Task details: Spot each line in the records below where the word "that" occurs, then copy it.

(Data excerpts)
***

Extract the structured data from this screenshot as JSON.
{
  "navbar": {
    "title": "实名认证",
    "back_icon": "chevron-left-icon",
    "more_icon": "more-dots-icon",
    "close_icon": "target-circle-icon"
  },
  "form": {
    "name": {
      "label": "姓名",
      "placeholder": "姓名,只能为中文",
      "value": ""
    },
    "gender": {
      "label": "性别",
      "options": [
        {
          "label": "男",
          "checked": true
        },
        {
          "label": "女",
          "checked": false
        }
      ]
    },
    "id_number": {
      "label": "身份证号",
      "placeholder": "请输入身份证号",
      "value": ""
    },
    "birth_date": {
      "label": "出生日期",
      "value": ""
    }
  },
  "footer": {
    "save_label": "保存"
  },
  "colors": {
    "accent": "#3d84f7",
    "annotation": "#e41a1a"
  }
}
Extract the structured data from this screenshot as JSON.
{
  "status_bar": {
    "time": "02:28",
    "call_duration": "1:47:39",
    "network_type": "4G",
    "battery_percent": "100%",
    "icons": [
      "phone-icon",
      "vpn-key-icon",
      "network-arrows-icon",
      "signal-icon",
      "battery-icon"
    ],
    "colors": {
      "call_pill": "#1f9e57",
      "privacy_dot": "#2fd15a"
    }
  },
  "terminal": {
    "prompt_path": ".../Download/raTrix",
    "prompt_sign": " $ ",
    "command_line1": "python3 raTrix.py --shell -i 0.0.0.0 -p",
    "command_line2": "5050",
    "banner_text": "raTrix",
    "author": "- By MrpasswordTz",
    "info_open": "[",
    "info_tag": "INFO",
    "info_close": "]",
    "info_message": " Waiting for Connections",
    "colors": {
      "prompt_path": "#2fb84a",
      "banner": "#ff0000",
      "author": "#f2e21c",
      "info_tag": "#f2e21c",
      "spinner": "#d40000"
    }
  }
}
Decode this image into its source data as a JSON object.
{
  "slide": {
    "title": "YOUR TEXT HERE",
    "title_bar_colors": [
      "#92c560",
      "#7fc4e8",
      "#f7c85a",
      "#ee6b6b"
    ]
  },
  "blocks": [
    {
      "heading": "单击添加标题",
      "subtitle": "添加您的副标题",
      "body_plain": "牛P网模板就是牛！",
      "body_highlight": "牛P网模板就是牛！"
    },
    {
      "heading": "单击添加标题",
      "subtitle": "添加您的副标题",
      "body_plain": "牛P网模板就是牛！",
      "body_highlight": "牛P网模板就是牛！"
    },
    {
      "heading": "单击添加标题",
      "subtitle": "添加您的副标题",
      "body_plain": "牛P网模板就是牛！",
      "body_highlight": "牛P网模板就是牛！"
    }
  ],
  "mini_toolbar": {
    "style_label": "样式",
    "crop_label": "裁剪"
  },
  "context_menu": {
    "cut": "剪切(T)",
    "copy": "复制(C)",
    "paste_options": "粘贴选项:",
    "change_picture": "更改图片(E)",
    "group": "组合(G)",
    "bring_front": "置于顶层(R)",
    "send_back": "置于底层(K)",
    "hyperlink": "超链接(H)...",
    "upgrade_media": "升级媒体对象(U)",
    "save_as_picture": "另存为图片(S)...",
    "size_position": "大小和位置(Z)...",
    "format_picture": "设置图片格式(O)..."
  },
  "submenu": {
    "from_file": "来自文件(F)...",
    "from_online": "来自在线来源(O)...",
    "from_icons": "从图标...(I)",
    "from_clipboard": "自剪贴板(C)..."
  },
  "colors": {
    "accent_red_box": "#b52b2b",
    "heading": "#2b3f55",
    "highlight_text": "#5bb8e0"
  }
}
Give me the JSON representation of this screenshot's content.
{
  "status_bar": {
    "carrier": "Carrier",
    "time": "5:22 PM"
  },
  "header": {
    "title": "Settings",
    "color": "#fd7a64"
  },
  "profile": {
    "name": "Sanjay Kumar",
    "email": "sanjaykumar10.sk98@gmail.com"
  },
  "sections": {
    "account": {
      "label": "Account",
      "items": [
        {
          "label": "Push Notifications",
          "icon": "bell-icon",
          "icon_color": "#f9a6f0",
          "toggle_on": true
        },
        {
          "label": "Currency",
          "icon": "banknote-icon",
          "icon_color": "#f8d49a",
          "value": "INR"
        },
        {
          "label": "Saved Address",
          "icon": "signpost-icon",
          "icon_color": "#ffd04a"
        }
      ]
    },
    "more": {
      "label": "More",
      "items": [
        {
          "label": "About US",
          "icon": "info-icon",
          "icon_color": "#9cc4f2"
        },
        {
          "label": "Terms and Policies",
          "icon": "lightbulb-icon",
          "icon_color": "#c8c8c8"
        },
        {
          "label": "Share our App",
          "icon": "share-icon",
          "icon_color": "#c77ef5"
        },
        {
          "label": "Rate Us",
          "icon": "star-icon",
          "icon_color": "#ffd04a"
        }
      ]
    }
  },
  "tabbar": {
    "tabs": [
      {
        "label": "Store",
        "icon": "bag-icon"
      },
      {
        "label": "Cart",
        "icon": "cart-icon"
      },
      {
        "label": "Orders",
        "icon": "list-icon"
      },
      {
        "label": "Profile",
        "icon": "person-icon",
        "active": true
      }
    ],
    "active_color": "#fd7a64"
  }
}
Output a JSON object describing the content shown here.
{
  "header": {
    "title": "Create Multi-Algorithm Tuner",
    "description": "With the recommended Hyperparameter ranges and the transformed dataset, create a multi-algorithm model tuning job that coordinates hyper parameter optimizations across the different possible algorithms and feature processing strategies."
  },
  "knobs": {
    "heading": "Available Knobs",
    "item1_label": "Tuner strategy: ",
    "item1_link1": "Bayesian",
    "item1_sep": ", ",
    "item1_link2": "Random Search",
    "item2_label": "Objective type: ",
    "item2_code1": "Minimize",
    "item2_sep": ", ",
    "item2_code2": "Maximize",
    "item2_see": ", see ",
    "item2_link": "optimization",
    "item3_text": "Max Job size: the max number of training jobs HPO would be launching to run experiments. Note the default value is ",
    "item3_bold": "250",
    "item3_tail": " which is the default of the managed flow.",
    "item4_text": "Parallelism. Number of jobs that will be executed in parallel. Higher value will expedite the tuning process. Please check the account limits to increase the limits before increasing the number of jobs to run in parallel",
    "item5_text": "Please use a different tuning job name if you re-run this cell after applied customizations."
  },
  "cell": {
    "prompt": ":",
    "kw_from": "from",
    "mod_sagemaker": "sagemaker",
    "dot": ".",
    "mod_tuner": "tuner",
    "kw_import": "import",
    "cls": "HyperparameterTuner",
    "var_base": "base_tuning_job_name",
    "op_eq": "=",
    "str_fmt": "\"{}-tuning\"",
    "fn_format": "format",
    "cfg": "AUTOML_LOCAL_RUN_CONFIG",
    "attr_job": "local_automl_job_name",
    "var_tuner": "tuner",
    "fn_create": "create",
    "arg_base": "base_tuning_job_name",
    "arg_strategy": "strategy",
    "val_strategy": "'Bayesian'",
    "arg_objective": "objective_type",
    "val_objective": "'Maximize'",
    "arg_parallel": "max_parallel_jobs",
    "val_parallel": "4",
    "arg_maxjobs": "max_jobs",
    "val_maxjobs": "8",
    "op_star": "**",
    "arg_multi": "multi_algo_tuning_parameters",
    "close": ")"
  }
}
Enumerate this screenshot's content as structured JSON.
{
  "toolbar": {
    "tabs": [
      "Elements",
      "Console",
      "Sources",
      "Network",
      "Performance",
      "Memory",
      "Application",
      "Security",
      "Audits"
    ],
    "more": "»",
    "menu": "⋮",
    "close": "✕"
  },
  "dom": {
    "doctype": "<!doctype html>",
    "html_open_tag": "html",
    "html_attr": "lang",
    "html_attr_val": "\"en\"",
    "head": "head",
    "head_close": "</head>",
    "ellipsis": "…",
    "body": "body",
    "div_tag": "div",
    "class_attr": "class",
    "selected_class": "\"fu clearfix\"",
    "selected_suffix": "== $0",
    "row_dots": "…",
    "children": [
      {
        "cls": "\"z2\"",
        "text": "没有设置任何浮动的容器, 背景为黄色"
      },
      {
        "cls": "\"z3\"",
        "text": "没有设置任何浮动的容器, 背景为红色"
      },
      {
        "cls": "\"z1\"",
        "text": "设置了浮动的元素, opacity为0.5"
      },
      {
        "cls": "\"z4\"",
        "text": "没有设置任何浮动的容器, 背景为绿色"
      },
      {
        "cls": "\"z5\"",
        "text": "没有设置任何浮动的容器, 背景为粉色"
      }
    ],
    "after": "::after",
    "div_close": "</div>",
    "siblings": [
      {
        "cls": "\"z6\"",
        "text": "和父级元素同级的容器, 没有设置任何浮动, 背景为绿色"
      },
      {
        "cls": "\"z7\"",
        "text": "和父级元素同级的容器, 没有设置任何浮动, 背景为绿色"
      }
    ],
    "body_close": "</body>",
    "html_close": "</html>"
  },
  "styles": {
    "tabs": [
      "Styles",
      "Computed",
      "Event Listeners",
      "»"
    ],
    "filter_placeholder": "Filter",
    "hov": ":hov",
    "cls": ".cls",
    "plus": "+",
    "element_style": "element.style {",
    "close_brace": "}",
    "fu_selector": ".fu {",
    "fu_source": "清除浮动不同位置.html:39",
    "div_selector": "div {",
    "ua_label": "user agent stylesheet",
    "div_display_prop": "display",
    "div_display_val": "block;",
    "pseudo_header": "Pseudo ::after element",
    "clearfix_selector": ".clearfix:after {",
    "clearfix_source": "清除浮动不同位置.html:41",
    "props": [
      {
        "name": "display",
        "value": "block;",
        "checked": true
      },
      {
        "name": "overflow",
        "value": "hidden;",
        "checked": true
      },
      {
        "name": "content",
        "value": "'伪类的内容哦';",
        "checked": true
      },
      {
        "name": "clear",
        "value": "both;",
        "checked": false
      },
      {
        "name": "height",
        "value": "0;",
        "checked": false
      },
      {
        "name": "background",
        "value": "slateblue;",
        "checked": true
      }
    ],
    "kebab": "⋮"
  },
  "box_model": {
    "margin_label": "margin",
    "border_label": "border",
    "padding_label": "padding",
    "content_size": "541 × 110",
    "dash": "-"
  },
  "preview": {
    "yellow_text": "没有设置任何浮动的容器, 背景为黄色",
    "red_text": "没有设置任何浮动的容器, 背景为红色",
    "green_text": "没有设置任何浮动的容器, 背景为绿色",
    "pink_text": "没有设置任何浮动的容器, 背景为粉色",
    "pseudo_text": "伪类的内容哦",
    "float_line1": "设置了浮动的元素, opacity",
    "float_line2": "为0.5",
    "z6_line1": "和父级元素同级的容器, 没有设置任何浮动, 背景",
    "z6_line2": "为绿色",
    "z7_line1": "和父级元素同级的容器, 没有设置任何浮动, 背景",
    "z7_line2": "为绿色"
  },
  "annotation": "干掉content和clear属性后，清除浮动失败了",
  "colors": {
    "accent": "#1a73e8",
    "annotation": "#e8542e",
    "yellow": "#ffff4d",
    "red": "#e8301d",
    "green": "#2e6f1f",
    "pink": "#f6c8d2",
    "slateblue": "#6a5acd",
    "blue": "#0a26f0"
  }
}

***

Output below:
    "description": "With the recommended Hyperparameter ranges and the transformed dataset, create a multi-algorithm model tuning job that coordinates hyper parameter optimizations across the different possible algorithms and feature processing strategies."
    "item4_text": "Parallelism. Number of jobs that will be executed in parallel. Higher value will expedite the tuning process. Please check the account limits to increase the limits before increasing the number of jobs to run in parallel",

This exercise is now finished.